- **Stated exercise**:
Take all the material and copy it exactly.

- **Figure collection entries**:
===============
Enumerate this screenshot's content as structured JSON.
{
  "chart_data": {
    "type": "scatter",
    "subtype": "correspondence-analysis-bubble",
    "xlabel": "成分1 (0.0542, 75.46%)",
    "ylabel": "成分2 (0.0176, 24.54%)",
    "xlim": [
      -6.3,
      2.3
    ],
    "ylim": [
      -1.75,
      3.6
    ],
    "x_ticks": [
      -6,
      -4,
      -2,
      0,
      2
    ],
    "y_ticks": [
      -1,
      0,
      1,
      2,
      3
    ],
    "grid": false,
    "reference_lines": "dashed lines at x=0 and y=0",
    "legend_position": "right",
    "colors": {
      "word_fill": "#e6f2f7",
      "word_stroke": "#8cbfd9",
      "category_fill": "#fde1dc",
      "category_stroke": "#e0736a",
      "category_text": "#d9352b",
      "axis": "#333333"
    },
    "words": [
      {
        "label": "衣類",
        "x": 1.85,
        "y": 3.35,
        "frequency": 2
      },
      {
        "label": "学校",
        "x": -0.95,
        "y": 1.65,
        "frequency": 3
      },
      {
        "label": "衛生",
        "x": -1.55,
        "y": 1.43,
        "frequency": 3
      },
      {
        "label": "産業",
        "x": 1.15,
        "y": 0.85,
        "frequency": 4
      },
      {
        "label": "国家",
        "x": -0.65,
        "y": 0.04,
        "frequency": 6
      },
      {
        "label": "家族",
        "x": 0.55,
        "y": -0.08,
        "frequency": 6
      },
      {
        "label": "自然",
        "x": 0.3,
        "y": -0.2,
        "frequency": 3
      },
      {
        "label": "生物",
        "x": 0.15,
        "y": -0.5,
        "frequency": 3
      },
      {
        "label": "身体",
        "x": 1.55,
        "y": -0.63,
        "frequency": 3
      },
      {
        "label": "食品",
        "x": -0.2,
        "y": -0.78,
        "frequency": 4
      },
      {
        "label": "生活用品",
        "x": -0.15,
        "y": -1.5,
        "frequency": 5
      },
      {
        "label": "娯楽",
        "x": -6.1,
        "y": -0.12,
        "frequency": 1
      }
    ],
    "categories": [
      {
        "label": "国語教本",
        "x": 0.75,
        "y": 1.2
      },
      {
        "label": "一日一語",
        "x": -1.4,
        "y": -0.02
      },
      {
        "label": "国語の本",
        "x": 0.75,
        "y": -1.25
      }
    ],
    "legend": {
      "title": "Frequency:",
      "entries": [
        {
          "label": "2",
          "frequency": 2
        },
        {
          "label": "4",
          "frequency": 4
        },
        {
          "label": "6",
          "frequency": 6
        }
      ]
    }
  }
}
===============
- **Solved exercise**:
Enumerate this screenshot's content as structured JSON.
{
  "chart_data": {
    "type": "scatter",
    "subtype": "correspondence-analysis-bubble",
    "xlabel": "成分1 (0.0542, 75.46%)",
    "ylabel": "成分2 (0.0176, 24.54%)",
    "xlim": [
      -6.3,
      2.3
    ],
    "ylim": [
      -1.75,
      3.6
    ],
    "x_ticks": [
      -6,
      -4,
      -2,
      0,
      2
    ],
    "y_ticks": [
      -1,
      0,
      1,
      2,
      3
    ],
    "grid": false,
    "reference_lines": "dashed lines at x=0 and y=0",
    "legend_position": "right",
    "colors": {
      "word_fill": "#e6f2f7",
      "word_stroke": "#8cbfd9",
      "category_fill": "#fde1dc",
      "category_stroke": "#e0736a",
      "category_text": "#d9352b",
      "axis": "#333333"
    },
    "words": [
      {
        "label": "衣類",
        "x": 1.85,
        "y": 3.35,
        "frequency": 2
      },
      {
        "label": "学校",
        "x": -0.95,
        "y": 1.65,
        "frequency": 3
      },
      {
        "label": "衛生",
        "x": -1.55,
        "y": 1.43,
        "frequency": 3
      },
      {
        "label": "産業",
        "x": 1.15,
        "y": 0.85,
        "frequency": 4
      },
      {
        "label": "国家",
        "x": -0.65,
        "y": 0.04,
        "frequency": 6
      },
      {
        "label": "家族",
        "x": 0.55,
        "y": -0.08,
        "frequency": 6
      },
      {
        "label": "自然",
        "x": 0.3,
        "y": -0.2,
        "frequency": 3
      },
      {
        "label": "生物",
        "x": 0.15,
        "y": -0.5,
        "frequency": 3
      },
      {
        "label": "身体",
        "x": 1.55,
        "y": -0.63,
        "frequency": 3
      },
      {
        "label": "食品",
        "x": -0.2,
        "y": -0.78,
        "frequency": 4
      },
      {
        "label": "生活用品",
        "x": -0.15,
        "y": -1.5,
        "frequency": 5
      },
      {
        "label": "娯楽",
        "x": -6.1,
        "y": -0.12,
        "frequency": 1
      }
    ],
    "categories": [
      {
        "label": "国語教本",
        "x": 0.75,
        "y": 1.2
      },
      {
        "label": "一日一語",
        "x": -1.4,
        "y": -0.02
      },
      {
        "label": "国語の本",
        "x": 0.75,
        "y": -1.25
      }
    ],
    "legend": {
      "title": "Frequency:",
      "entries": [
        {
          "label": "2",
          "frequency": 2
        },
        {
          "label": "4",
          "frequency": 4
        },
        {
          "label": "6",
          "frequency": 6
        }
      ]
    }
  }
}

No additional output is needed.